Dataset items.
>> Begin

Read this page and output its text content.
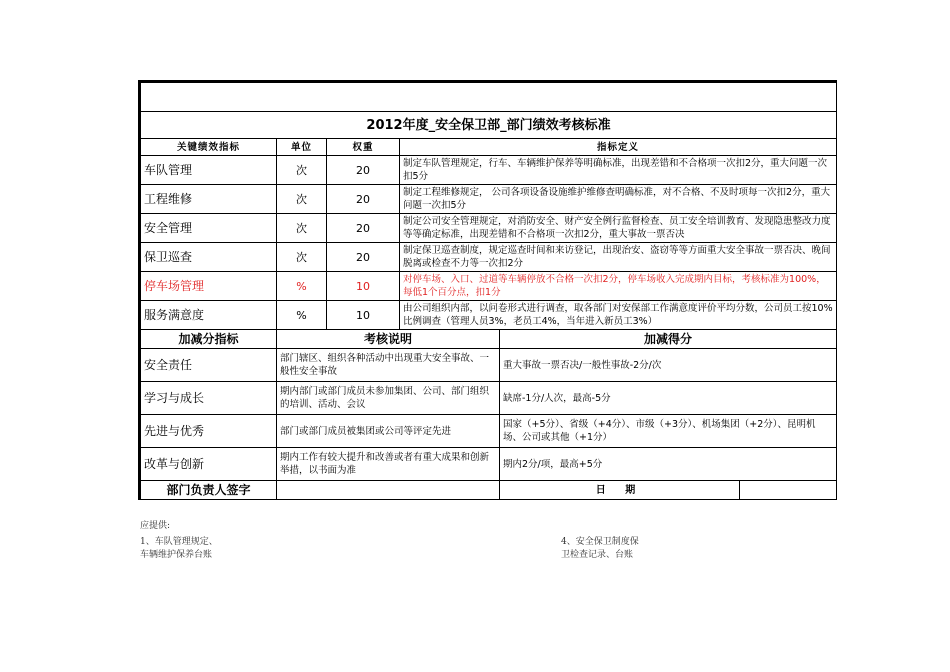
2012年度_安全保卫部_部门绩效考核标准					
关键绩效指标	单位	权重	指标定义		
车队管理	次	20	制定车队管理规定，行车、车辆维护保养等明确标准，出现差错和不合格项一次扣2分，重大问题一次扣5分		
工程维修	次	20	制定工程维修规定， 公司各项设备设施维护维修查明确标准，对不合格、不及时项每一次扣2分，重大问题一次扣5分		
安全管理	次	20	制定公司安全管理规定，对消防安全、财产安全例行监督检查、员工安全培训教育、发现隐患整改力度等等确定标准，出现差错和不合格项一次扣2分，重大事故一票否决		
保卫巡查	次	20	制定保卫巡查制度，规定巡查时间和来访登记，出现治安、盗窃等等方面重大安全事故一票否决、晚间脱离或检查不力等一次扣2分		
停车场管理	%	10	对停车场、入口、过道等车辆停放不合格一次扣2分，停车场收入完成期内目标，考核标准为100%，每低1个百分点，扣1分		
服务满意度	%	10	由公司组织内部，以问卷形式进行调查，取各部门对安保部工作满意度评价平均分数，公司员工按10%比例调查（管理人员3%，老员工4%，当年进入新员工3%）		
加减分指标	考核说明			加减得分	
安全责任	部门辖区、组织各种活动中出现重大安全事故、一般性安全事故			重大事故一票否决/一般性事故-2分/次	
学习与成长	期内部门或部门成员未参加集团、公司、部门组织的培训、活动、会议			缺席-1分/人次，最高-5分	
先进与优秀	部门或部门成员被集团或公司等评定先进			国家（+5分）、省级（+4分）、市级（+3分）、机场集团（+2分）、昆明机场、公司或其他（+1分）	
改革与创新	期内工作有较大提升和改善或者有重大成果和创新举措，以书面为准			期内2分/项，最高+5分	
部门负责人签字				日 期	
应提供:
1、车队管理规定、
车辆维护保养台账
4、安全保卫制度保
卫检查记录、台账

>> End

The word "重大事故一票否决" appears in how many lines of the records? Give the number only.

2